##### DATA SUPPLIED #####

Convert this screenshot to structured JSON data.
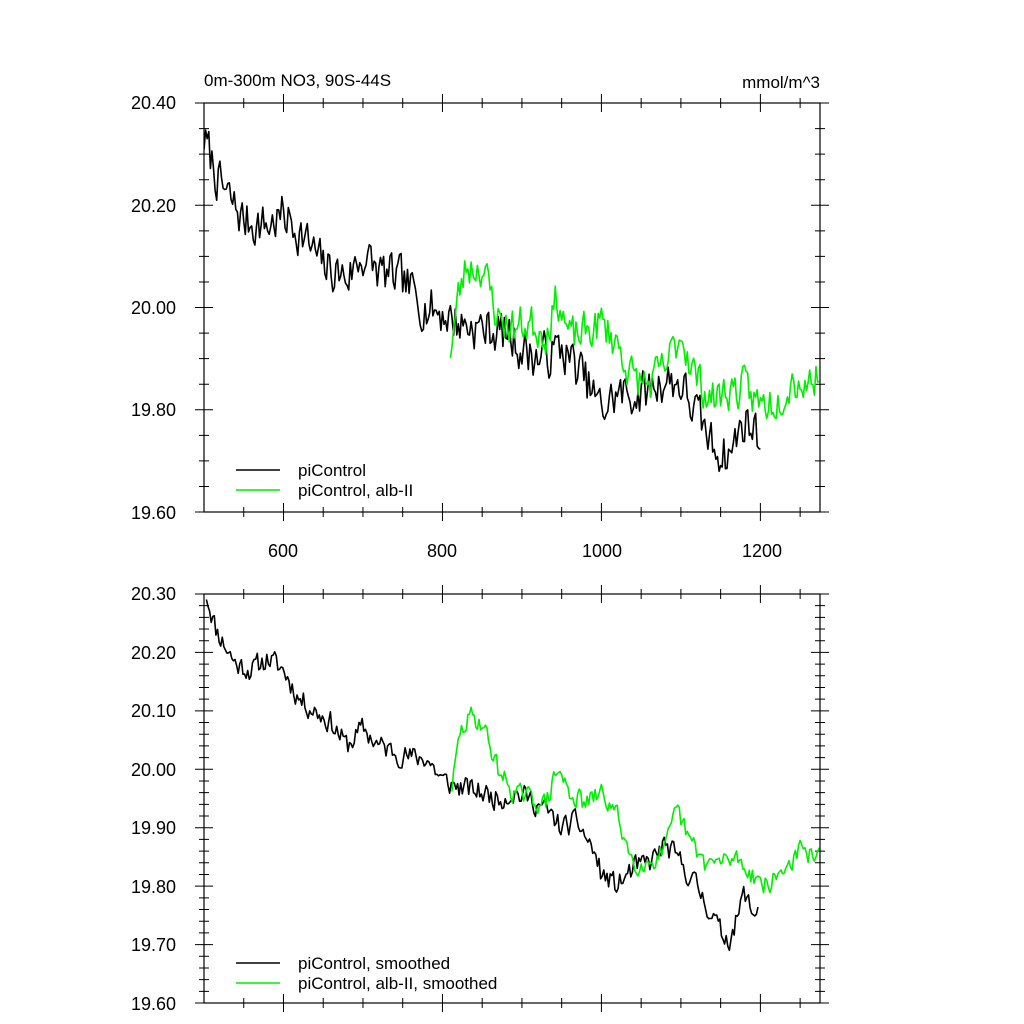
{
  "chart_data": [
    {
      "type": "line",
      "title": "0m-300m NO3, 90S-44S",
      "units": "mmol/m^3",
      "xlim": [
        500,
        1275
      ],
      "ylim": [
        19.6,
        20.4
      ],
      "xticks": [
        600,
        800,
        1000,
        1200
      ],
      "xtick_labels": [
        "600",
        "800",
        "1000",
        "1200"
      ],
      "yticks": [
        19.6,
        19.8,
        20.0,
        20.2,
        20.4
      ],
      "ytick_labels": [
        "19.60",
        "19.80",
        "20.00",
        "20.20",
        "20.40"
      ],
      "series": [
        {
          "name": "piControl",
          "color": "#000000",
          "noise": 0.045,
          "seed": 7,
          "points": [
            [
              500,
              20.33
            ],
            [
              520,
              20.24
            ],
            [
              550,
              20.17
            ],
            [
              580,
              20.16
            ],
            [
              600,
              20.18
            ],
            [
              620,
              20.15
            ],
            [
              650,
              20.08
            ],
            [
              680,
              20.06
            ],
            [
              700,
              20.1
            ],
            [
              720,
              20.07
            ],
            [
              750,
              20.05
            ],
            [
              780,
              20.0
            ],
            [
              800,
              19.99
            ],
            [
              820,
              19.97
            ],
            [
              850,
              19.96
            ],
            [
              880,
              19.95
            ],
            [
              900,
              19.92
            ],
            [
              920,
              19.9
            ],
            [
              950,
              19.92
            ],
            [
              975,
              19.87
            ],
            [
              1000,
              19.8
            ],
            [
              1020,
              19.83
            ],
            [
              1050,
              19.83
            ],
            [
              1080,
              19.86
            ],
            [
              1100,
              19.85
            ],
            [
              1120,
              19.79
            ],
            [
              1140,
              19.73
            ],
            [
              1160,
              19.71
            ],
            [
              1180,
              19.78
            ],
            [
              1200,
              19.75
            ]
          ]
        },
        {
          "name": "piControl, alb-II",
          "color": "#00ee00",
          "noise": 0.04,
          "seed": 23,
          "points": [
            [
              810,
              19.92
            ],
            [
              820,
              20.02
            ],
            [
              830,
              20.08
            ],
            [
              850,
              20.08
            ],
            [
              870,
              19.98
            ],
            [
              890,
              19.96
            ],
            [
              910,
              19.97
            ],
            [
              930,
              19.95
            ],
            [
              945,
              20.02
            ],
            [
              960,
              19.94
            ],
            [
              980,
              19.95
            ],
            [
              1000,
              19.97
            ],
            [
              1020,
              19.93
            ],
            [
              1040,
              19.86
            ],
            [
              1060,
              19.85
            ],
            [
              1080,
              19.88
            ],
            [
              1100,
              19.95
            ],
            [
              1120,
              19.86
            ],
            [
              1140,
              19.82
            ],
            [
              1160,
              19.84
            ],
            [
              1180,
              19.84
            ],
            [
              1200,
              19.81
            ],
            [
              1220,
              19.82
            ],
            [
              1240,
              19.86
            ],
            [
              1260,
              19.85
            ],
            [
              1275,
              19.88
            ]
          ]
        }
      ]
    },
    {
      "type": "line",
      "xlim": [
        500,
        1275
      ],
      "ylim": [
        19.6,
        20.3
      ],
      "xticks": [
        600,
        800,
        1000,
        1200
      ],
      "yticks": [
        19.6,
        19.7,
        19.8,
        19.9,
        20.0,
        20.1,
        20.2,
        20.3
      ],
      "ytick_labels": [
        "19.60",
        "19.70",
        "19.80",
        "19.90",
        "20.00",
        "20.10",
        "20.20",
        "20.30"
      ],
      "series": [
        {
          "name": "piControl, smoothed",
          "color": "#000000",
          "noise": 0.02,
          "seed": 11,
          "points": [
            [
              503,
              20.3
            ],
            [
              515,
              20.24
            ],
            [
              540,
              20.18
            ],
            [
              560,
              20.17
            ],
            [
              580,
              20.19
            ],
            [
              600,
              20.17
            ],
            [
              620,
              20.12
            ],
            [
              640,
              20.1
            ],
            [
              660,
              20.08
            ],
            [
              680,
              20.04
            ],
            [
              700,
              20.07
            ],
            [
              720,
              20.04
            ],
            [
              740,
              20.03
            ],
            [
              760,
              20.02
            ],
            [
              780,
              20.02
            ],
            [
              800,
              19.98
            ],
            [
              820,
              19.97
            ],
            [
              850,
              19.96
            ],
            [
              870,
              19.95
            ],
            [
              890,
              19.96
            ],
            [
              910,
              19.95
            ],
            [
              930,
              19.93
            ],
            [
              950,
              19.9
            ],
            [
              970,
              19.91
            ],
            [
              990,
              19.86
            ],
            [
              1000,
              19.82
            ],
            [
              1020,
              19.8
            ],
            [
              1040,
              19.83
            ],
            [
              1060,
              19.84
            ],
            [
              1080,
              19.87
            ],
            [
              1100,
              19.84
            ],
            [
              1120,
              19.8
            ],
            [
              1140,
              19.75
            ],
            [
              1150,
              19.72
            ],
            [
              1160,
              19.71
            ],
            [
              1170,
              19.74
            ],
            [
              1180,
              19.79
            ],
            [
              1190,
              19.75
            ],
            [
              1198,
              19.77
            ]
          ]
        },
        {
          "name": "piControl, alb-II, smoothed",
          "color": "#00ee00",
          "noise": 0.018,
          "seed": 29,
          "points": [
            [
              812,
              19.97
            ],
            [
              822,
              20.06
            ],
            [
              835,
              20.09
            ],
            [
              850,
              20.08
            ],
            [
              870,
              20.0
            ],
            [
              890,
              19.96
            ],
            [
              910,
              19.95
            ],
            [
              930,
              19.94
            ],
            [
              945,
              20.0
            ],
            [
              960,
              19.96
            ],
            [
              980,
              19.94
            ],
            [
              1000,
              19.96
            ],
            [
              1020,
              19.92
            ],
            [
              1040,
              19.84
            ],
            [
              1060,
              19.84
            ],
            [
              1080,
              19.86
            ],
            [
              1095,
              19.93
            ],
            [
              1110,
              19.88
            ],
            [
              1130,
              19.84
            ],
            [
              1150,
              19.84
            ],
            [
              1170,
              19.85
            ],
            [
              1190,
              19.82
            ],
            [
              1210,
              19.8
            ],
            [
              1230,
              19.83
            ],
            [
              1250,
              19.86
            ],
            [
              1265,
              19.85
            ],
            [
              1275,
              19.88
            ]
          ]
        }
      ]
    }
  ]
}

#####

■ REQUEST: Restate each of the entries above word for word and skip every image.

■ CORRECT ANSWER:
Convert this screenshot to structured JSON data.
{
  "chart_data": [
    {
      "type": "line",
      "title": "0m-300m NO3, 90S-44S",
      "units": "mmol/m^3",
      "xlim": [
        500,
        1275
      ],
      "ylim": [
        19.6,
        20.4
      ],
      "xticks": [
        600,
        800,
        1000,
        1200
      ],
      "xtick_labels": [
        "600",
        "800",
        "1000",
        "1200"
      ],
      "yticks": [
        19.6,
        19.8,
        20.0,
        20.2,
        20.4
      ],
      "ytick_labels": [
        "19.60",
        "19.80",
        "20.00",
        "20.20",
        "20.40"
      ],
      "series": [
        {
          "name": "piControl",
          "color": "#000000",
          "noise": 0.045,
          "seed": 7,
          "points": [
            [
              500,
              20.33
            ],
            [
              520,
              20.24
            ],
            [
              550,
              20.17
            ],
            [
              580,
              20.16
            ],
            [
              600,
              20.18
            ],
            [
              620,
              20.15
            ],
            [
              650,
              20.08
            ],
            [
              680,
              20.06
            ],
            [
              700,
              20.1
            ],
            [
              720,
              20.07
            ],
            [
              750,
              20.05
            ],
            [
              780,
              20.0
            ],
            [
              800,
              19.99
            ],
            [
              820,
              19.97
            ],
            [
              850,
              19.96
            ],
            [
              880,
              19.95
            ],
            [
              900,
              19.92
            ],
            [
              920,
              19.9
            ],
            [
              950,
              19.92
            ],
            [
              975,
              19.87
            ],
            [
              1000,
              19.8
            ],
            [
              1020,
              19.83
            ],
            [
              1050,
              19.83
            ],
            [
              1080,
              19.86
            ],
            [
              1100,
              19.85
            ],
            [
              1120,
              19.79
            ],
            [
              1140,
              19.73
            ],
            [
              1160,
              19.71
            ],
            [
              1180,
              19.78
            ],
            [
              1200,
              19.75
            ]
          ]
        },
        {
          "name": "piControl, alb-II",
          "color": "#00ee00",
          "noise": 0.04,
          "seed": 23,
          "points": [
            [
              810,
              19.92
            ],
            [
              820,
              20.02
            ],
            [
              830,
              20.08
            ],
            [
              850,
              20.08
            ],
            [
              870,
              19.98
            ],
            [
              890,
              19.96
            ],
            [
              910,
              19.97
            ],
            [
              930,
              19.95
            ],
            [
              945,
              20.02
            ],
            [
              960,
              19.94
            ],
            [
              980,
              19.95
            ],
            [
              1000,
              19.97
            ],
            [
              1020,
              19.93
            ],
            [
              1040,
              19.86
            ],
            [
              1060,
              19.85
            ],
            [
              1080,
              19.88
            ],
            [
              1100,
              19.95
            ],
            [
              1120,
              19.86
            ],
            [
              1140,
              19.82
            ],
            [
              1160,
              19.84
            ],
            [
              1180,
              19.84
            ],
            [
              1200,
              19.81
            ],
            [
              1220,
              19.82
            ],
            [
              1240,
              19.86
            ],
            [
              1260,
              19.85
            ],
            [
              1275,
              19.88
            ]
          ]
        }
      ]
    },
    {
      "type": "line",
      "xlim": [
        500,
        1275
      ],
      "ylim": [
        19.6,
        20.3
      ],
      "xticks": [
        600,
        800,
        1000,
        1200
      ],
      "yticks": [
        19.6,
        19.7,
        19.8,
        19.9,
        20.0,
        20.1,
        20.2,
        20.3
      ],
      "ytick_labels": [
        "19.60",
        "19.70",
        "19.80",
        "19.90",
        "20.00",
        "20.10",
        "20.20",
        "20.30"
      ],
      "series": [
        {
          "name": "piControl, smoothed",
          "color": "#000000",
          "noise": 0.02,
          "seed": 11,
          "points": [
            [
              503,
              20.3
            ],
            [
              515,
              20.24
            ],
            [
              540,
              20.18
            ],
            [
              560,
              20.17
            ],
            [
              580,
              20.19
            ],
            [
              600,
              20.17
            ],
            [
              620,
              20.12
            ],
            [
              640,
              20.1
            ],
            [
              660,
              20.08
            ],
            [
              680,
              20.04
            ],
            [
              700,
              20.07
            ],
            [
              720,
              20.04
            ],
            [
              740,
              20.03
            ],
            [
              760,
              20.02
            ],
            [
              780,
              20.02
            ],
            [
              800,
              19.98
            ],
            [
              820,
              19.97
            ],
            [
              850,
              19.96
            ],
            [
              870,
              19.95
            ],
            [
              890,
              19.96
            ],
            [
              910,
              19.95
            ],
            [
              930,
              19.93
            ],
            [
              950,
              19.9
            ],
            [
              970,
              19.91
            ],
            [
              990,
              19.86
            ],
            [
              1000,
              19.82
            ],
            [
              1020,
              19.8
            ],
            [
              1040,
              19.83
            ],
            [
              1060,
              19.84
            ],
            [
              1080,
              19.87
            ],
            [
              1100,
              19.84
            ],
            [
              1120,
              19.8
            ],
            [
              1140,
              19.75
            ],
            [
              1150,
              19.72
            ],
            [
              1160,
              19.71
            ],
            [
              1170,
              19.74
            ],
            [
              1180,
              19.79
            ],
            [
              1190,
              19.75
            ],
            [
              1198,
              19.77
            ]
          ]
        },
        {
          "name": "piControl, alb-II, smoothed",
          "color": "#00ee00",
          "noise": 0.018,
          "seed": 29,
          "points": [
            [
              812,
              19.97
            ],
            [
              822,
              20.06
            ],
            [
              835,
              20.09
            ],
            [
              850,
              20.08
            ],
            [
              870,
              20.0
            ],
            [
              890,
              19.96
            ],
            [
              910,
              19.95
            ],
            [
              930,
              19.94
            ],
            [
              945,
              20.0
            ],
            [
              960,
              19.96
            ],
            [
              980,
              19.94
            ],
            [
              1000,
              19.96
            ],
            [
              1020,
              19.92
            ],
            [
              1040,
              19.84
            ],
            [
              1060,
              19.84
            ],
            [
              1080,
              19.86
            ],
            [
              1095,
              19.93
            ],
            [
              1110,
              19.88
            ],
            [
              1130,
              19.84
            ],
            [
              1150,
              19.84
            ],
            [
              1170,
              19.85
            ],
            [
              1190,
              19.82
            ],
            [
              1210,
              19.8
            ],
            [
              1230,
              19.83
            ],
            [
              1250,
              19.86
            ],
            [
              1265,
              19.85
            ],
            [
              1275,
              19.88
            ]
          ]
        }
      ]
    }
  ]
}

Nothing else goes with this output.